- GIVEN RECORDS -
- - - -
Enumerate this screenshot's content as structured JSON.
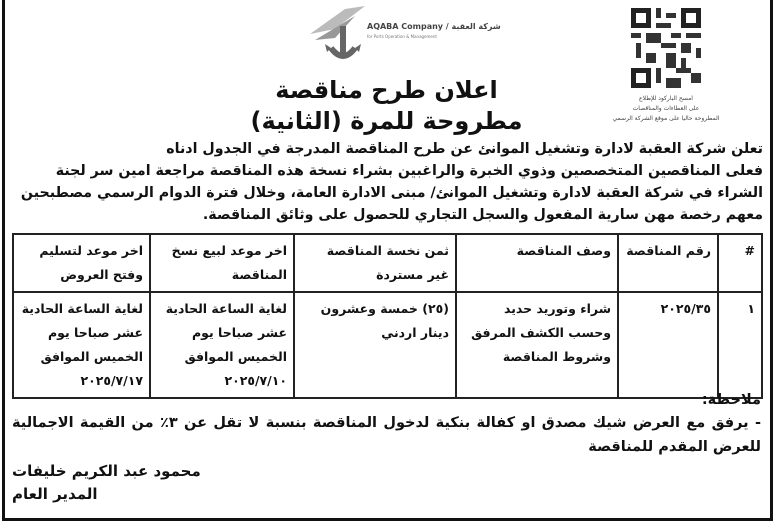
{
  "logo": {
    "text_en": "AQABA Company",
    "text_ar": "شركة العقبة",
    "subtitle": "for Ports Operation & Management"
  },
  "qr": {
    "caption": [
      "امسح الباركود للإطلاع",
      "على العطاءات والمناقصات",
      "المطروحة حاليا على موقع الشركة الرسمي"
    ]
  },
  "title": {
    "line1": "اعلان طرح مناقصة",
    "line2": "مطروحة للمرة (الثانية)"
  },
  "intro": [
    "تعلن شركة العقبة لادارة وتشغيل الموانئ عن طرح المناقصة المدرجة في الجدول ادناه",
    "فعلى المناقصين المتخصصين وذوي الخبرة والراغبين بشراء نسخة هذه المناقصة مراجعة امين سر لجنة",
    "الشراء في شركة العقبة لادارة وتشغيل الموانئ/ مبنى الادارة العامة، وخلال فترة الدوام الرسمي مصطبحين",
    "معهم رخصة مهن سارية المفعول والسجل التجاري للحصول على وثائق المناقصة."
  ],
  "table": {
    "headers": [
      "#",
      "رقم المناقصة",
      "وصف المناقصة",
      "ثمن نخسة المناقصة غير مستردة",
      "اخر موعد لبيع نسخ المناقصة",
      "اخر موعد لتسليم وفتح العروض"
    ],
    "rows": [
      [
        "١",
        "٢٠٢٥/٣٥",
        "شراء وتوريد حديد وحسب الكشف المرفق وشروط المناقصة",
        "(٢٥) خمسة وعشرون دينار اردني",
        "لغاية الساعة الحادية عشر صباحا يوم الخميس الموافق ٢٠٢٥/٧/١٠",
        "لغاية الساعة الحادية عشر صباحا يوم الخميس الموافق ٢٠٢٥/٧/١٧"
      ]
    ]
  },
  "note": {
    "label": "ملاحظة:",
    "line1": "- يرفق مع العرض شيك مصدق او كفالة بنكية لدخول المناقصة بنسبة لا تقل عن ٣٪ من القيمة الاجمالية",
    "line2": "للعرض المقدم للمناقصة"
  },
  "signature": {
    "name": "محمود عبد الكريم خليفات",
    "position": "المدير العام"
  }
}
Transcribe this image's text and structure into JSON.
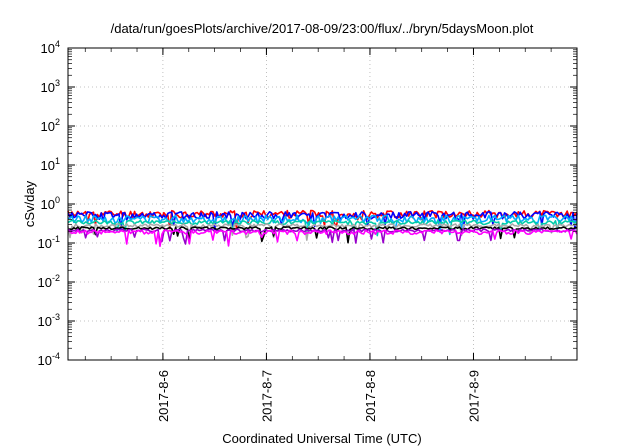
{
  "chart_data": {
    "type": "line",
    "title": "/data/run/goesPlots/archive/2017-08-09/23:00/flux/../bryn/5daysMoon.plot",
    "xlabel": "Coordinated Universal Time (UTC)",
    "ylabel": "cSv/day",
    "yscale": "log",
    "ylim": [
      0.0001,
      10000
    ],
    "y_ticks": [
      {
        "base": "10",
        "exp": "-4"
      },
      {
        "base": "10",
        "exp": "-3"
      },
      {
        "base": "10",
        "exp": "-2"
      },
      {
        "base": "10",
        "exp": "-1"
      },
      {
        "base": "10",
        "exp": "0"
      },
      {
        "base": "10",
        "exp": "1"
      },
      {
        "base": "10",
        "exp": "2"
      },
      {
        "base": "10",
        "exp": "3"
      },
      {
        "base": "10",
        "exp": "4"
      }
    ],
    "xlim": [
      "2017-08-05T02:00",
      "2017-08-10T00:00"
    ],
    "x_ticks": [
      {
        "label": "2017-8-6",
        "date": "2017-08-06T00:00"
      },
      {
        "label": "2017-8-7",
        "date": "2017-08-07T00:00"
      },
      {
        "label": "2017-8-8",
        "date": "2017-08-08T00:00"
      },
      {
        "label": "2017-8-9",
        "date": "2017-08-09T00:00"
      }
    ],
    "grid": true,
    "series": [
      {
        "color": "#ff0000",
        "level": 0.56,
        "jitter": 0.22,
        "seed": 11
      },
      {
        "color": "#0000ff",
        "level": 0.52,
        "jitter": 0.22,
        "seed": 12
      },
      {
        "color": "#00aaff",
        "level": 0.42,
        "jitter": 0.22,
        "seed": 13
      },
      {
        "color": "#00ccaa",
        "level": 0.34,
        "jitter": 0.12,
        "seed": 14
      },
      {
        "color": "#aaaaaa",
        "level": 0.28,
        "jitter": 0.1,
        "seed": 15
      },
      {
        "color": "#000000",
        "level": 0.24,
        "jitter": 0.08,
        "seed": 16
      },
      {
        "color": "#9900cc",
        "level": 0.21,
        "jitter": 0.08,
        "seed": 17
      },
      {
        "color": "#ff00ff",
        "level": 0.19,
        "jitter": 0.12,
        "seed": 18
      }
    ]
  }
}
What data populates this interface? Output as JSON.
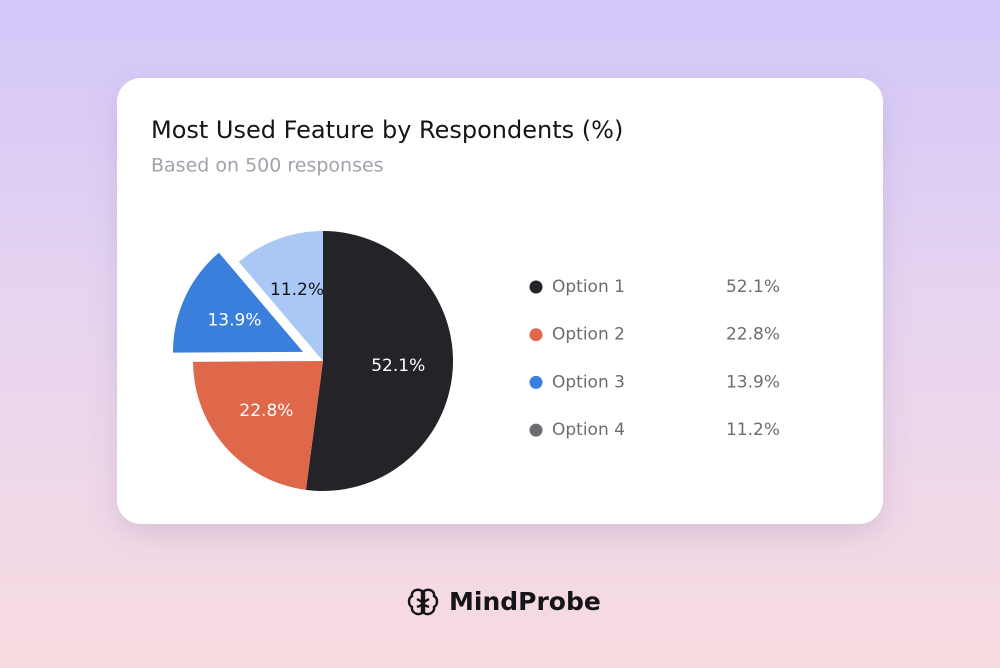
{
  "chart_data": {
    "type": "pie",
    "title": "Most Used Feature by Respondents (%)",
    "subtitle": "Based on 500 responses",
    "categories": [
      "Option 1",
      "Option 2",
      "Option 3",
      "Option 4"
    ],
    "values": [
      52.1,
      22.8,
      13.9,
      11.2
    ],
    "value_labels": [
      "52.1%",
      "22.8%",
      "13.9%",
      "11.2%"
    ],
    "colors": [
      "#242328",
      "#e0684a",
      "#3a7fdc",
      "#a9c8f5"
    ],
    "legend_colors": [
      "#242328",
      "#e0684a",
      "#3a7fdc",
      "#6d6c72"
    ],
    "explode": [
      false,
      false,
      true,
      false
    ]
  },
  "brand": "MindProbe"
}
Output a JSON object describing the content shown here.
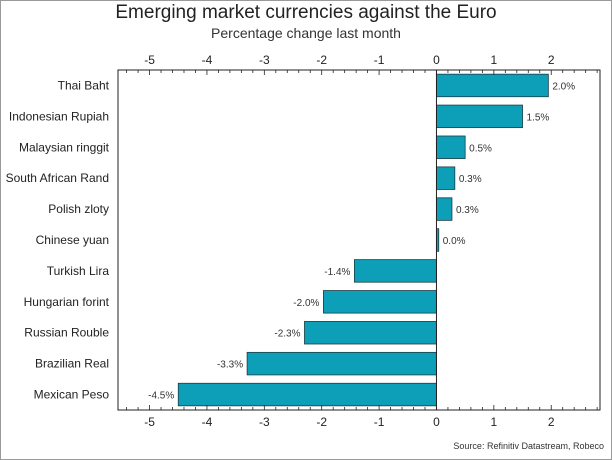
{
  "chart_data": {
    "type": "bar",
    "orientation": "horizontal",
    "title": "Emerging market currencies against the Euro",
    "subtitle": "Percentage change last month",
    "source": "Source: Refinitiv Datastream, Robeco",
    "categories": [
      "Thai Baht",
      "Indonesian Rupiah",
      "Malaysian ringgit",
      "South African Rand",
      "Polish zloty",
      "Chinese yuan",
      "Turkish Lira",
      "Hungarian forint",
      "Russian Rouble",
      "Brazilian Real",
      "Mexican Peso"
    ],
    "values": [
      1.95,
      1.5,
      0.5,
      0.32,
      0.27,
      0.04,
      -1.43,
      -1.97,
      -2.3,
      -3.3,
      -4.5
    ],
    "data_labels": [
      "2.0%",
      "1.5%",
      "0.5%",
      "0.3%",
      "0.3%",
      "0.0%",
      "-1.4%",
      "-2.0%",
      "-2.3%",
      "-3.3%",
      "-4.5%"
    ],
    "xlim": [
      -5.55,
      2.85
    ],
    "xticks": [
      -5,
      -4,
      -3,
      -2,
      -1,
      0,
      1,
      2
    ],
    "xtick_labels": [
      "-5",
      "-4",
      "-3",
      "-2",
      "-1",
      "0",
      "1",
      "2"
    ],
    "bar_color": "#0e9fb8",
    "grid": false,
    "legend": "none"
  }
}
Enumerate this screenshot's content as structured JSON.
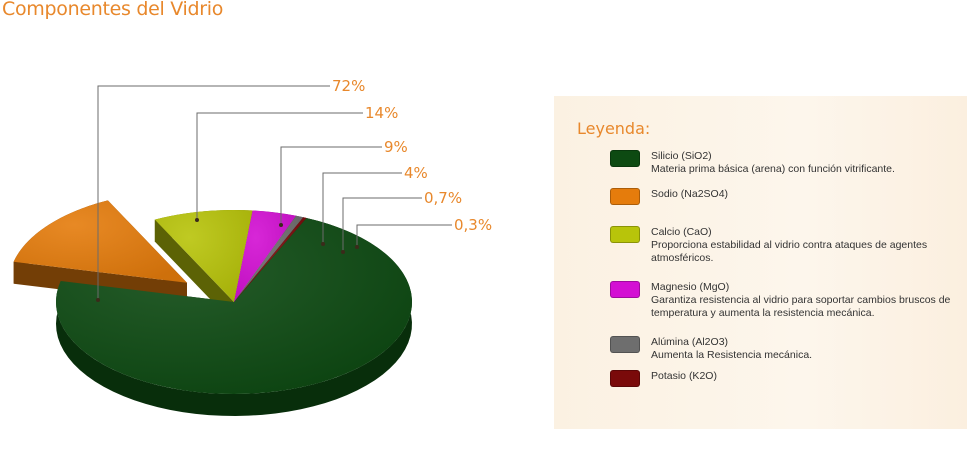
{
  "page": {
    "title": "Componentes del Vidrio"
  },
  "legend": {
    "title": "Leyenda:",
    "items": [
      {
        "name": "Silicio (SiO2)",
        "description": "Materia prima básica (arena) con función vitrificante.",
        "color": "#0d4a12"
      },
      {
        "name": "Sodio (Na2SO4)",
        "description": "",
        "color": "#e57c0c"
      },
      {
        "name": "Calcio (CaO)",
        "description": "Proporciona estabilidad al vidrio contra ataques de agentes atmosféricos.",
        "color": "#b8c40a"
      },
      {
        "name": "Magnesio (MgO)",
        "description": "Garantiza resistencia al vidrio para soportar cambios bruscos de temperatura y aumenta la resistencia mecánica.",
        "color": "#d30fd3"
      },
      {
        "name": "Alúmina (Al2O3)",
        "description": "Aumenta la Resistencia mecánica.",
        "color": "#6e6e6e"
      },
      {
        "name": "Potasio (K2O)",
        "description": "",
        "color": "#7a0a0a"
      }
    ]
  },
  "chart_data": {
    "type": "pie",
    "title": "Componentes del Vidrio",
    "categories": [
      "Silicio (SiO2)",
      "Sodio (Na2SO4)",
      "Calcio (CaO)",
      "Magnesio (MgO)",
      "Alúmina (Al2O3)",
      "Potasio (K2O)"
    ],
    "values": [
      72,
      14,
      9,
      4,
      0.7,
      0.3
    ],
    "labels": [
      "72%",
      "14%",
      "9%",
      "4%",
      "0,7%",
      "0,3%"
    ],
    "colors": [
      "#0d4a12",
      "#e57c0c",
      "#b8c40a",
      "#d30fd3",
      "#6e6e6e",
      "#7a0a0a"
    ],
    "exploded": [
      false,
      true,
      false,
      false,
      false,
      false
    ],
    "style": "3d",
    "legend": "right"
  }
}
- - - -
- THE TASK -
Extract every line containing the string "موعد" from the data above.

- FULL OUTPUT -
      "اخر موعد لبيع نسخ المناقصة",
      "اخر موعد لتسليم وفتح العروض"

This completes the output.